(Records from a data collection)
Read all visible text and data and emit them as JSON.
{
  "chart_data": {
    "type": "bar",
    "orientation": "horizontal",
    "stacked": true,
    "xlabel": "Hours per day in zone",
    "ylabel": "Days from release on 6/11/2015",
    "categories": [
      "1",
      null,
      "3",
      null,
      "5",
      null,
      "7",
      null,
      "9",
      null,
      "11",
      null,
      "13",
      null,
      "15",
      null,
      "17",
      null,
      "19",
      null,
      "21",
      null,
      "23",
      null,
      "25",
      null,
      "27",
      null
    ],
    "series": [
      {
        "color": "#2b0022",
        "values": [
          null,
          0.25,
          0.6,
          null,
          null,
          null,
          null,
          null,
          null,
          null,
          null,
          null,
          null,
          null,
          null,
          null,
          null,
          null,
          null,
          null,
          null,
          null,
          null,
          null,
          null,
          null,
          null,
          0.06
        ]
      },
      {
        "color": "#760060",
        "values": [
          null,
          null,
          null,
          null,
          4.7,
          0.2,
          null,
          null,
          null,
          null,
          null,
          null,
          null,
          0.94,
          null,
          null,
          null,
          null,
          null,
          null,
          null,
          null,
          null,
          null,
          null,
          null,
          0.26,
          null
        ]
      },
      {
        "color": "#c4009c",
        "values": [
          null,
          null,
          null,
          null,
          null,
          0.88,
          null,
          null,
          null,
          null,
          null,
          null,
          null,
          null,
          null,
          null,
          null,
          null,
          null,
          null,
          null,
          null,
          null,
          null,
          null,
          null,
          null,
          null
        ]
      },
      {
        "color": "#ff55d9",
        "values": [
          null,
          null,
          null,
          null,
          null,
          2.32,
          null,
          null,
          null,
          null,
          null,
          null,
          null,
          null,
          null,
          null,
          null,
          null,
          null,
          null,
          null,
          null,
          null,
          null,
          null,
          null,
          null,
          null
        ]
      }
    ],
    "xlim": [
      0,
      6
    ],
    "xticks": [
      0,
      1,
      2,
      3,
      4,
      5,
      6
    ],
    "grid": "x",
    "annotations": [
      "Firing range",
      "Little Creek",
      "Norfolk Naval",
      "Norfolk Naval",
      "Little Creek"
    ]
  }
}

> WHAT TO WORK ON:
Extract the complete data, matching each line exactly.

> EXERCISE RESULT:
Read all visible text and data and emit them as JSON.
{
  "chart_data": {
    "type": "bar",
    "orientation": "horizontal",
    "stacked": true,
    "xlabel": "Hours per day in zone",
    "ylabel": "Days from release on 6/11/2015",
    "categories": [
      "1",
      null,
      "3",
      null,
      "5",
      null,
      "7",
      null,
      "9",
      null,
      "11",
      null,
      "13",
      null,
      "15",
      null,
      "17",
      null,
      "19",
      null,
      "21",
      null,
      "23",
      null,
      "25",
      null,
      "27",
      null
    ],
    "series": [
      {
        "color": "#2b0022",
        "values": [
          null,
          0.25,
          0.6,
          null,
          null,
          null,
          null,
          null,
          null,
          null,
          null,
          null,
          null,
          null,
          null,
          null,
          null,
          null,
          null,
          null,
          null,
          null,
          null,
          null,
          null,
          null,
          null,
          0.06
        ]
      },
      {
        "color": "#760060",
        "values": [
          null,
          null,
          null,
          null,
          4.7,
          0.2,
          null,
          null,
          null,
          null,
          null,
          null,
          null,
          0.94,
          null,
          null,
          null,
          null,
          null,
          null,
          null,
          null,
          null,
          null,
          null,
          null,
          0.26,
          null
        ]
      },
      {
        "color": "#c4009c",
        "values": [
          null,
          null,
          null,
          null,
          null,
          0.88,
          null,
          null,
          null,
          null,
          null,
          null,
          null,
          null,
          null,
          null,
          null,
          null,
          null,
          null,
          null,
          null,
          null,
          null,
          null,
          null,
          null,
          null
        ]
      },
      {
        "color": "#ff55d9",
        "values": [
          null,
          null,
          null,
          null,
          null,
          2.32,
          null,
          null,
          null,
          null,
          null,
          null,
          null,
          null,
          null,
          null,
          null,
          null,
          null,
          null,
          null,
          null,
          null,
          null,
          null,
          null,
          null,
          null
        ]
      }
    ],
    "xlim": [
      0,
      6
    ],
    "xticks": [
      0,
      1,
      2,
      3,
      4,
      5,
      6
    ],
    "grid": "x",
    "annotations": [
      "Firing range",
      "Little Creek",
      "Norfolk Naval",
      "Norfolk Naval",
      "Little Creek"
    ]
  }
}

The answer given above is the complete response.